Dataset records
□ □ □ □
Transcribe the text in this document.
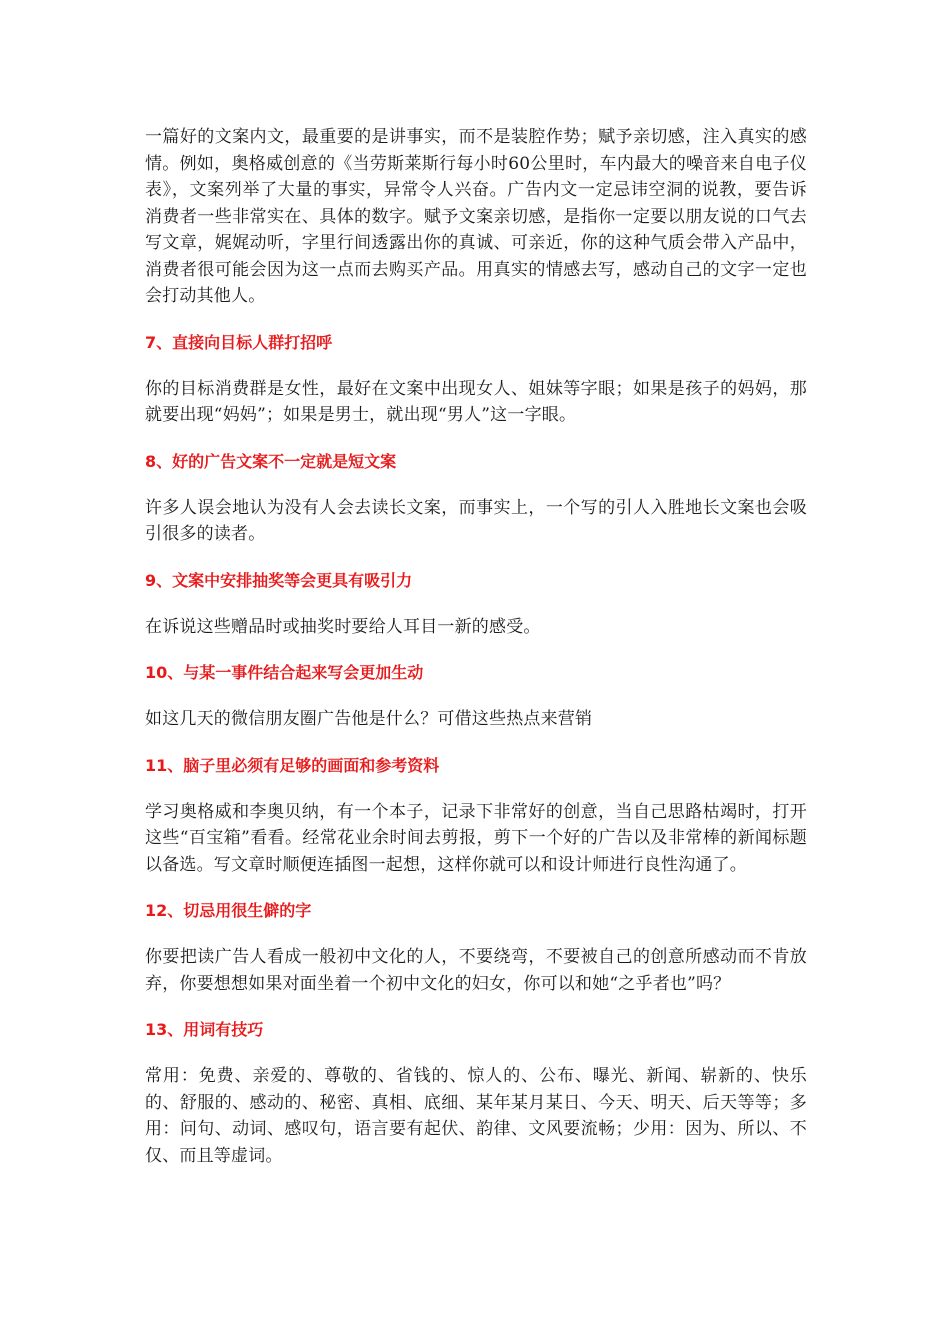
一篇好的文案内文，最重要的是讲事实，而不是装腔作势；赋予亲切感，注入真实的感情。例如，奥格威创意的《当劳斯莱斯行每小时60公里时，车内最大的噪音来自电子仪表》，文案列举了大量的事实，异常令人兴奋。广告内文一定忌讳空洞的说教，要告诉消费者一些非常实在、具体的数字。赋予文案亲切感，是指你一定要以朋友说的口气去写文章，娓娓动听，字里行间透露出你的真诚、可亲近，你的这种气质会带入产品中，消费者很可能会因为这一点而去购买产品。用真实的情感去写，感动自己的文字一定也会打动其他人。

7、直接向目标人群打招呼

你的目标消费群是女性，最好在文案中出现女人、姐妹等字眼；如果是孩子的妈妈，那就要出现“妈妈”；如果是男士，就出现“男人”这一字眼。

8、好的广告文案不一定就是短文案

许多人误会地认为没有人会去读长文案，而事实上，一个写的引人入胜地长文案也会吸引很多的读者。

9、文案中安排抽奖等会更具有吸引力

在诉说这些赠品时或抽奖时要给人耳目一新的感受。

10、与某一事件结合起来写会更加生动

如这几天的微信朋友圈广告他是什么？可借这些热点来营销

11、脑子里必须有足够的画面和参考资料

学习奥格威和李奥贝纳，有一个本子，记录下非常好的创意，当自己思路枯竭时，打开这些“百宝箱”看看。经常花业余时间去剪报，剪下一个好的广告以及非常棒的新闻标题以备选。写文章时顺便连插图一起想，这样你就可以和设计师进行良性沟通了。

12、切忌用很生僻的字

你要把读广告人看成一般初中文化的人，不要绕弯，不要被自己的创意所感动而不肯放弃，你要想想如果对面坐着一个初中文化的妇女，你可以和她“之乎者也”吗？

13、用词有技巧

常用：免费、亲爱的、尊敬的、省钱的、惊人的、公布、曝光、新闻、崭新的、快乐的、舒服的、感动的、秘密、真相、底细、某年某月某日、今天、明天、后天等等；多用：问句、动词、感叹句，语言要有起伏、韵律、文风要流畅；少用：因为、所以、不仅、而且等虚词。
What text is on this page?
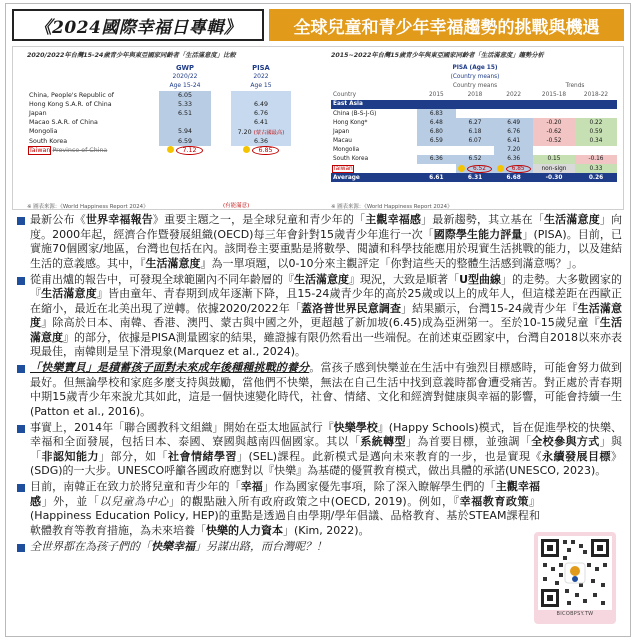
《2024國際幸福日專輯》	全球兒童和青少年幸福趨勢的挑戰與機遇
2020/2022年台灣15-24歲青少年與東亞國家同齡者「生活滿意度」比較
	GWP		PISA	
	2020/22		2022	
	Age 15-24		Age 15	
China, People's Republic of	6.05			
Hong Kong S.A.R. of China	5.33		6.49	
Japan	6.51		6.76	
Macao S.A.R. of China			6.41	
Mongolia	5.94		7.20 (蒙古國最高)	
South Korea	6.59		6.36	
Taiwan Province of China	7.12		6.85	
(有能滿意)
※ 圖表來源：《World Happiness Report 2024》
2015~2022年台灣15歲青少年與東亞國家同齡者「生活滿意度」趨勢分析
	PISA (Age 15)				
	(Country means)				
	Country means			Trends	
Country	2015	2018	2022	2015-18	2018-22
East Asia					
China (B-S-J-G)	6.83				
Hong Kong*	6.48	6.27	6.49	-0.20	0.22
Japan	6.80	6.18	6.76	-0.62	0.59
Macau	6.59	6.07	6.41	-0.52	0.34
Mongolia			7.20		
South Korea	6.36	6.52	6.36	0.15	-0.16
Taiwan		6.52	6.85	non-sign	0.33
Average	6.61	6.31	6.68	-0.30	0.26
※ 圖表來源：《World Happiness Report 2024》
最新公布《世界幸福報告》重要主題之一，是全球兒童和青少年的「主觀幸福感」最新趨勢，其立基在「生活滿意度」向度。2000年起，經濟合作暨發展組織(OECD)每三年會針對15歲青少年進行一次「國際學生能力評量」(PISA)。目前，已實施70個國家/地區，台灣也包括在內。該問卷主要重點是將數學、閱讀和科學技能應用於現實生活挑戰的能力，以及建結生活的意義感。其中，『生活滿意度』為一單項題，以0-10分來主觀評定「你對這些天的整體生活感到滿意嗎？」。
從甫出爐的報告中，可發現全球範圍內不同年齡層的『生活滿意度』現況，大致是順著「U型曲線」的走勢。大多數國家的『生活滿意度』皆由童年、青春期到成年逐漸下降，且15-24歲青少年的高於25歲或以上的成年人，但這樣差距在西歐正在縮小，最近在北美出現了逆轉。依據2020/2022年「蓋洛普世界民意調查」結果顯示，台灣15-24歲青少年『生活滿意度』除高於日本、南韓、香港、澳門、蒙古與中國之外，更超越了新加坡(6.45)成為亞洲第一。至於10-15歲兒童『生活滿意度』的部分，依據是PISA測量國家的結果，雖證據有限仍然看出一些端倪。在前述東亞國家中，台灣自2018以來亦表現最佳，南韓則是呈下滑現象(Marquez et al., 2024)。
「快樂寶貝」是積蓄孩子面對未來成年後種種挑戰的養分。當孩子感到快樂並在生活中有強烈目標感時，可能會努力做到最好。但無論學校和家庭多麼支持與鼓勵，當他們不快樂，無法在自己生活中找到意義時都會遭受痛苦。對正處於青春期中期15歲青少年來說尤其如此，這是一個快速變化時代，社會、情緒、文化和經濟對健康與幸福的影響，可能會持續一生(Patton et al., 2016)。
事實上，2014年「聯合國教科文組織」開始在亞太地區試行『快樂學校』(Happy Schools)模式，旨在促進學校的快樂、幸福和全面發展，包括日本、泰國、寮國與越南四個國家。其以「系統轉型」為首要目標，並強調「全校參與方式」與「非認知能力」部分，如「社會情緒學習」(SEL)課程。此新模式是邁向未來教育的一步，也是實現《永續發展目標》(SDG)的一大步。UNESCO呼籲各國政府應對以『快樂』為基礎的優質教育模式，做出具體的承諾(UNESCO, 2023)。
目前，南韓正在致力於將兒童和青少年的「幸福」作為國家優先事項，除了深入瞭解學生們的「主觀幸福感」外，並「以兒童為中心」的觀點融入所有政府政策之中(OECD, 2019)。例如，『幸福教育政策』(Happiness Education Policy, HEP)的重點是透過自由學期/學年倡議、品格教育、基於STEAM課程和軟體教育等教育措施，為未來培養「快樂的人力資本」(Kim, 2022)。
全世界都在為孩子們的「快樂幸福」另謀出路，而台灣呢？！
BICOBPSY.TW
□ □ □ □
PROBLEM STATEMENT
Look through the listing and extract every line with "Taiwan" in it.

THE SOLUTION
Taiwan Province of China	7.12		6.85	
Taiwan		6.52	6.85	non-sign	0.33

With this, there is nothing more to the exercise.